**TASK DETAILS**
Copy out every line exactly as given.

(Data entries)
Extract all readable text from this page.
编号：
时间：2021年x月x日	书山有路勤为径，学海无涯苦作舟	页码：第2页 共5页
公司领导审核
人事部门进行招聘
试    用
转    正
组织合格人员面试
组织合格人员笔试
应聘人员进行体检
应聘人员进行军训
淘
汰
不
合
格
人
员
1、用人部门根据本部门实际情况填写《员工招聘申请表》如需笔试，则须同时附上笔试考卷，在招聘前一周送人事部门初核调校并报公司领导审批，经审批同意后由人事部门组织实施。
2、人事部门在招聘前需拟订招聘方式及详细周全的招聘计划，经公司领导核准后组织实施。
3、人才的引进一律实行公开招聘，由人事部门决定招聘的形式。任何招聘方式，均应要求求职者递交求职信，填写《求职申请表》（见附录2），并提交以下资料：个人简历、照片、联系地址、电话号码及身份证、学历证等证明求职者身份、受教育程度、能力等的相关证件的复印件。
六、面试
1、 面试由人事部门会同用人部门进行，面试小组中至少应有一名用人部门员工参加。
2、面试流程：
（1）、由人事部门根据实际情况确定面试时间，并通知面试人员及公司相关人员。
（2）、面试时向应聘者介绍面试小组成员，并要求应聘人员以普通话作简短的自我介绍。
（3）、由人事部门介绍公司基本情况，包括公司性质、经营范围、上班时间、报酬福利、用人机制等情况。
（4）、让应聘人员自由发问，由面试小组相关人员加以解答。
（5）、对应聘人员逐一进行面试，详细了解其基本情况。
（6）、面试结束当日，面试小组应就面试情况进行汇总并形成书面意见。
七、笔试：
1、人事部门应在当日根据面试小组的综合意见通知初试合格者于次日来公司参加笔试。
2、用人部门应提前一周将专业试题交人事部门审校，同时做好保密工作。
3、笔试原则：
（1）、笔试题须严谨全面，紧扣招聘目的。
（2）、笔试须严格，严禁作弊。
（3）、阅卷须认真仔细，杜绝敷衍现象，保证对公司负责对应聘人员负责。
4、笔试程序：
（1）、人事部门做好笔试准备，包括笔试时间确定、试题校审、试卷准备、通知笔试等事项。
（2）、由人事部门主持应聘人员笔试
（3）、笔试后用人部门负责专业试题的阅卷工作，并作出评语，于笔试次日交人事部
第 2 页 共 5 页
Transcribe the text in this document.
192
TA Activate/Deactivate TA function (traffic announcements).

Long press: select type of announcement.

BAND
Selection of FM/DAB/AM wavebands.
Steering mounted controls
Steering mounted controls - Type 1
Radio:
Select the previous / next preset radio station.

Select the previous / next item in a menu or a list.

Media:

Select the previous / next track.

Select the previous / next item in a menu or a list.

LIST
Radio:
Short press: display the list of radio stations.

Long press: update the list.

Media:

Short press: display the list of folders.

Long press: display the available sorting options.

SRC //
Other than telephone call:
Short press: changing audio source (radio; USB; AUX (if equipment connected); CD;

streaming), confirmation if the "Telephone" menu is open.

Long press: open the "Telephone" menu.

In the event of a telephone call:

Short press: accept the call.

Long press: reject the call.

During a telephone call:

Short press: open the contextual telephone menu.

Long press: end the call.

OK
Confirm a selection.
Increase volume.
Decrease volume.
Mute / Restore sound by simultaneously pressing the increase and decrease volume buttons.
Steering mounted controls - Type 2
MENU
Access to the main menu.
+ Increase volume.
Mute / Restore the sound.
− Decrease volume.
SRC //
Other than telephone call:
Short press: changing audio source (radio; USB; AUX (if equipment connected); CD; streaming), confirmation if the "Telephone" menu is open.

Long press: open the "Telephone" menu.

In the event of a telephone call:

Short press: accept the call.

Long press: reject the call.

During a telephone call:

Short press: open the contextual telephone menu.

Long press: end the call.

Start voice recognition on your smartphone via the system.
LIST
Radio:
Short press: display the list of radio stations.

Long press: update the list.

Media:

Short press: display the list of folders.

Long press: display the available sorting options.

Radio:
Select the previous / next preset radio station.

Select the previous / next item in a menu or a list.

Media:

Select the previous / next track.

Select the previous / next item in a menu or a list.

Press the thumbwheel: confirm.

**SOLUTION TO THIS TASK**
Extract all readable text from this page.
编号：
时间：2021年x月x日	书山有路勤为径，学海无涯苦作舟	页码：第2页 共5页
公司领导审核
人事部门进行招聘
试    用
转    正
组织合格人员面试
组织合格人员笔试
应聘人员进行体检
应聘人员进行军训
淘
汰
不
合
格
人
员
1、用人部门根据本部门实际情况填写《员工招聘申请表》如需笔试，则须同时附上笔试考卷，在招聘前一周送人事部门初核调校并报公司领导审批，经审批同意后由人事部门组织实施。
2、人事部门在招聘前需拟订招聘方式及详细周全的招聘计划，经公司领导核准后组织实施。
3、人才的引进一律实行公开招聘，由人事部门决定招聘的形式。任何招聘方式，均应要求求职者递交求职信，填写《求职申请表》（见附录2），并提交以下资料：个人简历、照片、联系地址、电话号码及身份证、学历证等证明求职者身份、受教育程度、能力等的相关证件的复印件。
六、面试
1、 面试由人事部门会同用人部门进行，面试小组中至少应有一名用人部门员工参加。
2、面试流程：
（1）、由人事部门根据实际情况确定面试时间，并通知面试人员及公司相关人员。
（2）、面试时向应聘者介绍面试小组成员，并要求应聘人员以普通话作简短的自我介绍。
（3）、由人事部门介绍公司基本情况，包括公司性质、经营范围、上班时间、报酬福利、用人机制等情况。
（4）、让应聘人员自由发问，由面试小组相关人员加以解答。
（5）、对应聘人员逐一进行面试，详细了解其基本情况。
（6）、面试结束当日，面试小组应就面试情况进行汇总并形成书面意见。
七、笔试：
1、人事部门应在当日根据面试小组的综合意见通知初试合格者于次日来公司参加笔试。
2、用人部门应提前一周将专业试题交人事部门审校，同时做好保密工作。
3、笔试原则：
（1）、笔试题须严谨全面，紧扣招聘目的。
（2）、笔试须严格，严禁作弊。
（3）、阅卷须认真仔细，杜绝敷衍现象，保证对公司负责对应聘人员负责。
4、笔试程序：
（1）、人事部门做好笔试准备，包括笔试时间确定、试题校审、试卷准备、通知笔试等事项。
（2）、由人事部门主持应聘人员笔试
（3）、笔试后用人部门负责专业试题的阅卷工作，并作出评语，于笔试次日交人事部
第 2 页 共 5 页
Transcribe the text in this document.
192
TA Activate/Deactivate TA function (traffic announcements).

Long press: select type of announcement.

BAND
Selection of FM/DAB/AM wavebands.
Steering mounted controls
Steering mounted controls - Type 1
Radio:
Select the previous / next preset radio station.

Select the previous / next item in a menu or a list.

Media:

Select the previous / next track.

Select the previous / next item in a menu or a list.

LIST
Radio:
Short press: display the list of radio stations.

Long press: update the list.

Media:

Short press: display the list of folders.

Long press: display the available sorting options.

SRC //
Other than telephone call:
Short press: changing audio source (radio; USB; AUX (if equipment connected); CD;

streaming), confirmation if the "Telephone" menu is open.

Long press: open the "Telephone" menu.

In the event of a telephone call:

Short press: accept the call.

Long press: reject the call.

During a telephone call:

Short press: open the contextual telephone menu.

Long press: end the call.

OK
Confirm a selection.
Increase volume.
Decrease volume.
Mute / Restore sound by simultaneously pressing the increase and decrease volume buttons.
Steering mounted controls - Type 2
MENU
Access to the main menu.
+ Increase volume.
Mute / Restore the sound.
− Decrease volume.
SRC //
Other than telephone call:
Short press: changing audio source (radio; USB; AUX (if equipment connected); CD; streaming), confirmation if the "Telephone" menu is open.

Long press: open the "Telephone" menu.

In the event of a telephone call:

Short press: accept the call.

Long press: reject the call.

During a telephone call:

Short press: open the contextual telephone menu.

Long press: end the call.

Start voice recognition on your smartphone via the system.
LIST
Radio:
Short press: display the list of radio stations.

Long press: update the list.

Media:

Short press: display the list of folders.

Long press: display the available sorting options.

Radio:
Select the previous / next preset radio station.

Select the previous / next item in a menu or a list.

Media:

Select the previous / next track.

Select the previous / next item in a menu or a list.

Press the thumbwheel: confirm.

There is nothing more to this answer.